### Given instruction
Type out the records that follow, exactly as given.

Entries taken from a collection
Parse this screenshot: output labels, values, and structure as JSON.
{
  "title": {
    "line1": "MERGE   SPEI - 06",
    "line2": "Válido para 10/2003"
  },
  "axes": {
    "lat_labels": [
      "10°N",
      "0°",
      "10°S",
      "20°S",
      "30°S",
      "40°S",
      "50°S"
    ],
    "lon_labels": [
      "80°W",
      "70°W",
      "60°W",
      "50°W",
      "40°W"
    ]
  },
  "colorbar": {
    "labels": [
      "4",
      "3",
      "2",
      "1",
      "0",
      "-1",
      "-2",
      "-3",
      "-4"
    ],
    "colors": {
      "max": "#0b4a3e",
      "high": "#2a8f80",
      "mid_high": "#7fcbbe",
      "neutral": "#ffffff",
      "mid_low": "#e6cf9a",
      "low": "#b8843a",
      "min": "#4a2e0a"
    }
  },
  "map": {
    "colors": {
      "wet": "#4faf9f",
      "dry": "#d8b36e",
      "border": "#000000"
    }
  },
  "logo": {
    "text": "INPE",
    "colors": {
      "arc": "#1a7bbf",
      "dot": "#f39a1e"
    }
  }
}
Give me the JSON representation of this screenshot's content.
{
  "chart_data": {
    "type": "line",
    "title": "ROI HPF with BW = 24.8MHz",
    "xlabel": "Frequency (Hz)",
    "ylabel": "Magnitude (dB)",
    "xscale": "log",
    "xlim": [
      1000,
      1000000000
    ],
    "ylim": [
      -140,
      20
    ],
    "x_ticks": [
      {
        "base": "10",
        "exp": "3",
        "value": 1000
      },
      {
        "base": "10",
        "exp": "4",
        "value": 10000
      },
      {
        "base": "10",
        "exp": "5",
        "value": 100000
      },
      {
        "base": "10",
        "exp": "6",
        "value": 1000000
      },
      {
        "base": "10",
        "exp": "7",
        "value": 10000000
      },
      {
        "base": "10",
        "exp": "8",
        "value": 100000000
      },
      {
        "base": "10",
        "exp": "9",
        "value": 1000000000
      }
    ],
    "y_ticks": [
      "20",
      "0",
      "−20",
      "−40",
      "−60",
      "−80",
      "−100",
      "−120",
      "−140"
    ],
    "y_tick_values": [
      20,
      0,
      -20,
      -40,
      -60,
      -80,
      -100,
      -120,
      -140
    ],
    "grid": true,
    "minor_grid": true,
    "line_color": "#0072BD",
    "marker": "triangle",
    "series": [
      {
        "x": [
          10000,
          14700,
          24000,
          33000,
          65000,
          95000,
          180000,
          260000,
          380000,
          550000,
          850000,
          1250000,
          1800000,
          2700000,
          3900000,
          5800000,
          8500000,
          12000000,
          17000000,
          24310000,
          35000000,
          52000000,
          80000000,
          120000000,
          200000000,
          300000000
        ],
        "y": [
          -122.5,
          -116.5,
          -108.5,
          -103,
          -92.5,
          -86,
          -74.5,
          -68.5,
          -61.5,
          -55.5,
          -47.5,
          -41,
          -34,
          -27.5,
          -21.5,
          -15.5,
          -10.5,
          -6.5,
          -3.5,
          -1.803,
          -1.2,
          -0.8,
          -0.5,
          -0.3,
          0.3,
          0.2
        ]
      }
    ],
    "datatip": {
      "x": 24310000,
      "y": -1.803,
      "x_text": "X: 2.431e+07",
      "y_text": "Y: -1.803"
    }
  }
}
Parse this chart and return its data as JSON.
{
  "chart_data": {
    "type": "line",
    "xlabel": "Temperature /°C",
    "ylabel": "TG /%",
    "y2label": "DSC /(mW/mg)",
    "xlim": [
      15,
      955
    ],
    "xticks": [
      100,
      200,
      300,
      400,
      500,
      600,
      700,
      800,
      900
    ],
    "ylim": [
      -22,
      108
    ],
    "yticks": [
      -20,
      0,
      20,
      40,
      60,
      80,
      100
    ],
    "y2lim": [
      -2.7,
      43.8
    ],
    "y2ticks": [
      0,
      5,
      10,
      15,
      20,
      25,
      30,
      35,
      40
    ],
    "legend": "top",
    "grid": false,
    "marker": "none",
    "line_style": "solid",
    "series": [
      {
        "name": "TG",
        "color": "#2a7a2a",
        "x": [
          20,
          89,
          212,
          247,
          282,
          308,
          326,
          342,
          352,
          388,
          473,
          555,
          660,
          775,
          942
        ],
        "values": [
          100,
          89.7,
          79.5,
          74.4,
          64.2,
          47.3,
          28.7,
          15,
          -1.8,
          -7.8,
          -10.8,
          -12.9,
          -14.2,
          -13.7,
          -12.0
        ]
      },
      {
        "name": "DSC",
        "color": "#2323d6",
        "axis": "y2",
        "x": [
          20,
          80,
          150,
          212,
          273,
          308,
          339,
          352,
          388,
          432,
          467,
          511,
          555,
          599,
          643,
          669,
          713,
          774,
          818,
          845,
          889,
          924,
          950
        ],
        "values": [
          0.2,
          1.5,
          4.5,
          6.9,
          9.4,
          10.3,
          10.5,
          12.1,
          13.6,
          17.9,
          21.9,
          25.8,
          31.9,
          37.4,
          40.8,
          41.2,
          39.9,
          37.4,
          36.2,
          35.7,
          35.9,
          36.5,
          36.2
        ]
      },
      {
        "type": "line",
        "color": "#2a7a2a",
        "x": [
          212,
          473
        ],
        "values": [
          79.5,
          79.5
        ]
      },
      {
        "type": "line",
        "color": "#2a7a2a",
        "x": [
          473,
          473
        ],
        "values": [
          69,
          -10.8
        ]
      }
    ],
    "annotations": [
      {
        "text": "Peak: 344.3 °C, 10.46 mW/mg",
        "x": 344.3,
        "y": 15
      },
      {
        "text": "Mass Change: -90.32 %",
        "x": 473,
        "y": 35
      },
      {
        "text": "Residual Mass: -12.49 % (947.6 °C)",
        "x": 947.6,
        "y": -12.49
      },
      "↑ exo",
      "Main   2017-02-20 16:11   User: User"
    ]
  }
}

### Task solution
Parse this screenshot: output labels, values, and structure as JSON.
{
  "title": {
    "line1": "MERGE   SPEI - 06",
    "line2": "Válido para 10/2003"
  },
  "axes": {
    "lat_labels": [
      "10°N",
      "0°",
      "10°S",
      "20°S",
      "30°S",
      "40°S",
      "50°S"
    ],
    "lon_labels": [
      "80°W",
      "70°W",
      "60°W",
      "50°W",
      "40°W"
    ]
  },
  "colorbar": {
    "labels": [
      "4",
      "3",
      "2",
      "1",
      "0",
      "-1",
      "-2",
      "-3",
      "-4"
    ],
    "colors": {
      "max": "#0b4a3e",
      "high": "#2a8f80",
      "mid_high": "#7fcbbe",
      "neutral": "#ffffff",
      "mid_low": "#e6cf9a",
      "low": "#b8843a",
      "min": "#4a2e0a"
    }
  },
  "map": {
    "colors": {
      "wet": "#4faf9f",
      "dry": "#d8b36e",
      "border": "#000000"
    }
  },
  "logo": {
    "text": "INPE",
    "colors": {
      "arc": "#1a7bbf",
      "dot": "#f39a1e"
    }
  }
}
Give me the JSON representation of this screenshot's content.
{
  "chart_data": {
    "type": "line",
    "title": "ROI HPF with BW = 24.8MHz",
    "xlabel": "Frequency (Hz)",
    "ylabel": "Magnitude (dB)",
    "xscale": "log",
    "xlim": [
      1000,
      1000000000
    ],
    "ylim": [
      -140,
      20
    ],
    "x_ticks": [
      {
        "base": "10",
        "exp": "3",
        "value": 1000
      },
      {
        "base": "10",
        "exp": "4",
        "value": 10000
      },
      {
        "base": "10",
        "exp": "5",
        "value": 100000
      },
      {
        "base": "10",
        "exp": "6",
        "value": 1000000
      },
      {
        "base": "10",
        "exp": "7",
        "value": 10000000
      },
      {
        "base": "10",
        "exp": "8",
        "value": 100000000
      },
      {
        "base": "10",
        "exp": "9",
        "value": 1000000000
      }
    ],
    "y_ticks": [
      "20",
      "0",
      "−20",
      "−40",
      "−60",
      "−80",
      "−100",
      "−120",
      "−140"
    ],
    "y_tick_values": [
      20,
      0,
      -20,
      -40,
      -60,
      -80,
      -100,
      -120,
      -140
    ],
    "grid": true,
    "minor_grid": true,
    "line_color": "#0072BD",
    "marker": "triangle",
    "series": [
      {
        "x": [
          10000,
          14700,
          24000,
          33000,
          65000,
          95000,
          180000,
          260000,
          380000,
          550000,
          850000,
          1250000,
          1800000,
          2700000,
          3900000,
          5800000,
          8500000,
          12000000,
          17000000,
          24310000,
          35000000,
          52000000,
          80000000,
          120000000,
          200000000,
          300000000
        ],
        "y": [
          -122.5,
          -116.5,
          -108.5,
          -103,
          -92.5,
          -86,
          -74.5,
          -68.5,
          -61.5,
          -55.5,
          -47.5,
          -41,
          -34,
          -27.5,
          -21.5,
          -15.5,
          -10.5,
          -6.5,
          -3.5,
          -1.803,
          -1.2,
          -0.8,
          -0.5,
          -0.3,
          0.3,
          0.2
        ]
      }
    ],
    "datatip": {
      "x": 24310000,
      "y": -1.803,
      "x_text": "X: 2.431e+07",
      "y_text": "Y: -1.803"
    }
  }
}
Parse this chart and return its data as JSON.
{
  "chart_data": {
    "type": "line",
    "xlabel": "Temperature /°C",
    "ylabel": "TG /%",
    "y2label": "DSC /(mW/mg)",
    "xlim": [
      15,
      955
    ],
    "xticks": [
      100,
      200,
      300,
      400,
      500,
      600,
      700,
      800,
      900
    ],
    "ylim": [
      -22,
      108
    ],
    "yticks": [
      -20,
      0,
      20,
      40,
      60,
      80,
      100
    ],
    "y2lim": [
      -2.7,
      43.8
    ],
    "y2ticks": [
      0,
      5,
      10,
      15,
      20,
      25,
      30,
      35,
      40
    ],
    "legend": "top",
    "grid": false,
    "marker": "none",
    "line_style": "solid",
    "series": [
      {
        "name": "TG",
        "color": "#2a7a2a",
        "x": [
          20,
          89,
          212,
          247,
          282,
          308,
          326,
          342,
          352,
          388,
          473,
          555,
          660,
          775,
          942
        ],
        "values": [
          100,
          89.7,
          79.5,
          74.4,
          64.2,
          47.3,
          28.7,
          15,
          -1.8,
          -7.8,
          -10.8,
          -12.9,
          -14.2,
          -13.7,
          -12.0
        ]
      },
      {
        "name": "DSC",
        "color": "#2323d6",
        "axis": "y2",
        "x": [
          20,
          80,
          150,
          212,
          273,
          308,
          339,
          352,
          388,
          432,
          467,
          511,
          555,
          599,
          643,
          669,
          713,
          774,
          818,
          845,
          889,
          924,
          950
        ],
        "values": [
          0.2,
          1.5,
          4.5,
          6.9,
          9.4,
          10.3,
          10.5,
          12.1,
          13.6,
          17.9,
          21.9,
          25.8,
          31.9,
          37.4,
          40.8,
          41.2,
          39.9,
          37.4,
          36.2,
          35.7,
          35.9,
          36.5,
          36.2
        ]
      },
      {
        "type": "line",
        "color": "#2a7a2a",
        "x": [
          212,
          473
        ],
        "values": [
          79.5,
          79.5
        ]
      },
      {
        "type": "line",
        "color": "#2a7a2a",
        "x": [
          473,
          473
        ],
        "values": [
          69,
          -10.8
        ]
      }
    ],
    "annotations": [
      {
        "text": "Peak: 344.3 °C, 10.46 mW/mg",
        "x": 344.3,
        "y": 15
      },
      {
        "text": "Mass Change: -90.32 %",
        "x": 473,
        "y": 35
      },
      {
        "text": "Residual Mass: -12.49 % (947.6 °C)",
        "x": 947.6,
        "y": -12.49
      },
      "↑ exo",
      "Main   2017-02-20 16:11   User: User"
    ]
  }
}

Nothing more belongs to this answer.